Copy out every line in which the string "grid" occurs.

Extracted records:
==============================

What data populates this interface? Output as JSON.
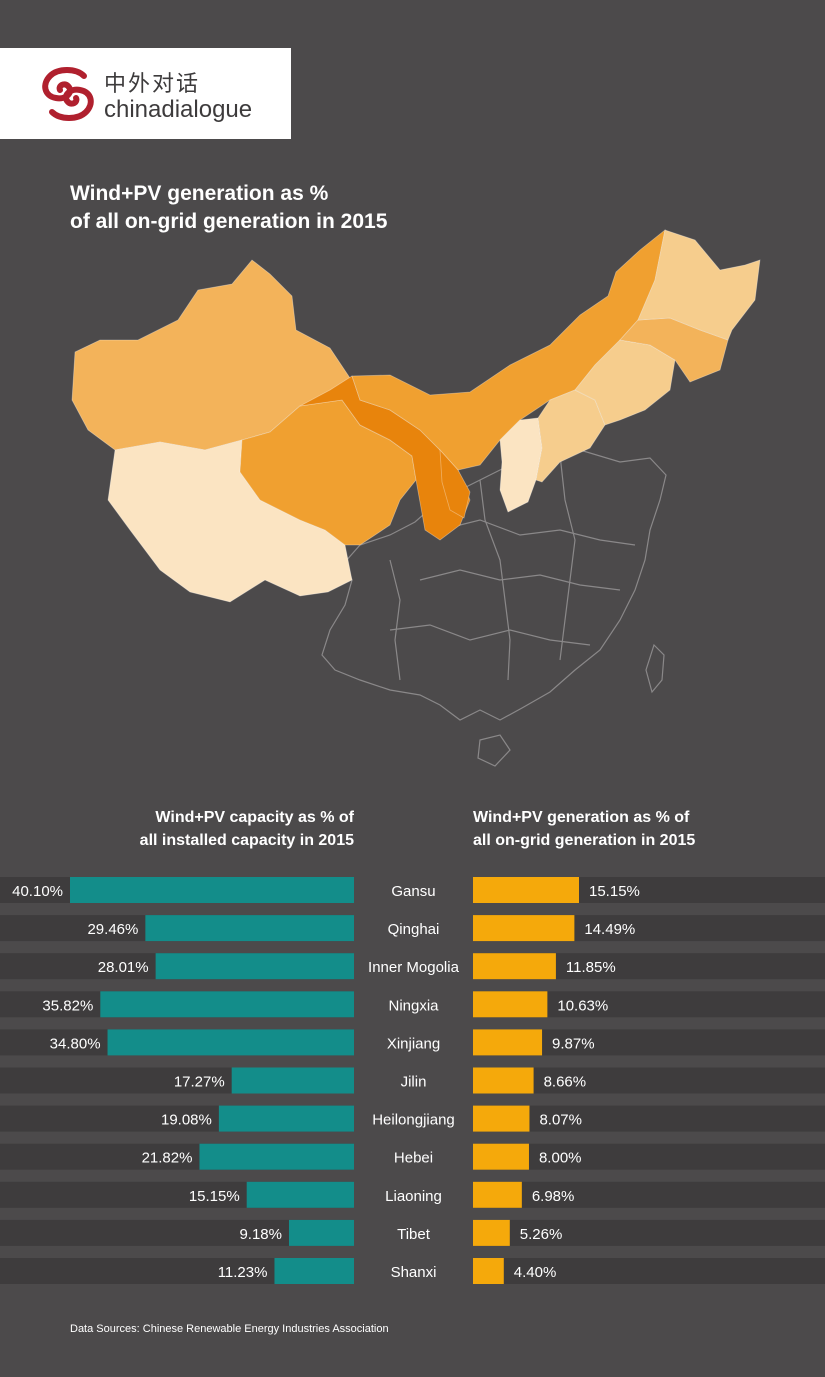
{
  "brand": {
    "name_cn": "中外对话",
    "name_en": "chinadialogue",
    "accent": "#b0202e"
  },
  "map": {
    "title": "Wind+PV generation as % of all on-grid generation in 2015",
    "title_lines": [
      "Wind+PV generation as %",
      "of all on-grid generation in 2015"
    ],
    "colors": {
      "high": "#e8840c",
      "mid_high": "#f0a030",
      "mid": "#f3b35a",
      "low": "#f6cd8d",
      "lowest": "#fbe4c2",
      "outline": "#8a8889"
    }
  },
  "chart_data": [
    {
      "type": "bar",
      "title": "Wind+PV capacity as % of all installed capacity in 2015",
      "title_lines": [
        "Wind+PV capacity as % of",
        "all installed capacity in 2015"
      ],
      "categories": [
        "Gansu",
        "Qinghai",
        "Inner Mogolia",
        "Ningxia",
        "Xinjiang",
        "Jilin",
        "Heilongjiang",
        "Hebei",
        "Liaoning",
        "Tibet",
        "Shanxi"
      ],
      "values": [
        40.1,
        29.46,
        28.01,
        35.82,
        34.8,
        17.27,
        19.08,
        21.82,
        15.15,
        9.18,
        11.23
      ],
      "labels": [
        "40.10%",
        "29.46%",
        "28.01%",
        "35.82%",
        "34.80%",
        "17.27%",
        "19.08%",
        "21.82%",
        "15.15%",
        "9.18%",
        "11.23%"
      ],
      "color": "#138d8a",
      "orientation": "horizontal-leftward"
    },
    {
      "type": "bar",
      "title": "Wind+PV generation as % of all on-grid generation in 2015",
      "title_lines": [
        "Wind+PV generation as % of",
        "all on-grid generation in 2015"
      ],
      "categories": [
        "Gansu",
        "Qinghai",
        "Inner Mogolia",
        "Ningxia",
        "Xinjiang",
        "Jilin",
        "Heilongjiang",
        "Hebei",
        "Liaoning",
        "Tibet",
        "Shanxi"
      ],
      "values": [
        15.15,
        14.49,
        11.85,
        10.63,
        9.87,
        8.66,
        8.07,
        8.0,
        6.98,
        5.26,
        4.4
      ],
      "labels": [
        "15.15%",
        "14.49%",
        "11.85%",
        "10.63%",
        "9.87%",
        "8.66%",
        "8.07%",
        "8.00%",
        "6.98%",
        "5.26%",
        "4.40%"
      ],
      "color": "#f5a90b",
      "orientation": "horizontal-rightward"
    }
  ],
  "footer": {
    "source": "Data Sources: Chinese Renewable Energy Industries Association"
  }
}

==============================

## Exercise result:
    "title": "Wind+PV generation as % of all on-grid generation in 2015",
      "of all on-grid generation in 2015"
      "title": "Wind+PV generation as % of all on-grid generation in 2015",
        "all on-grid generation in 2015"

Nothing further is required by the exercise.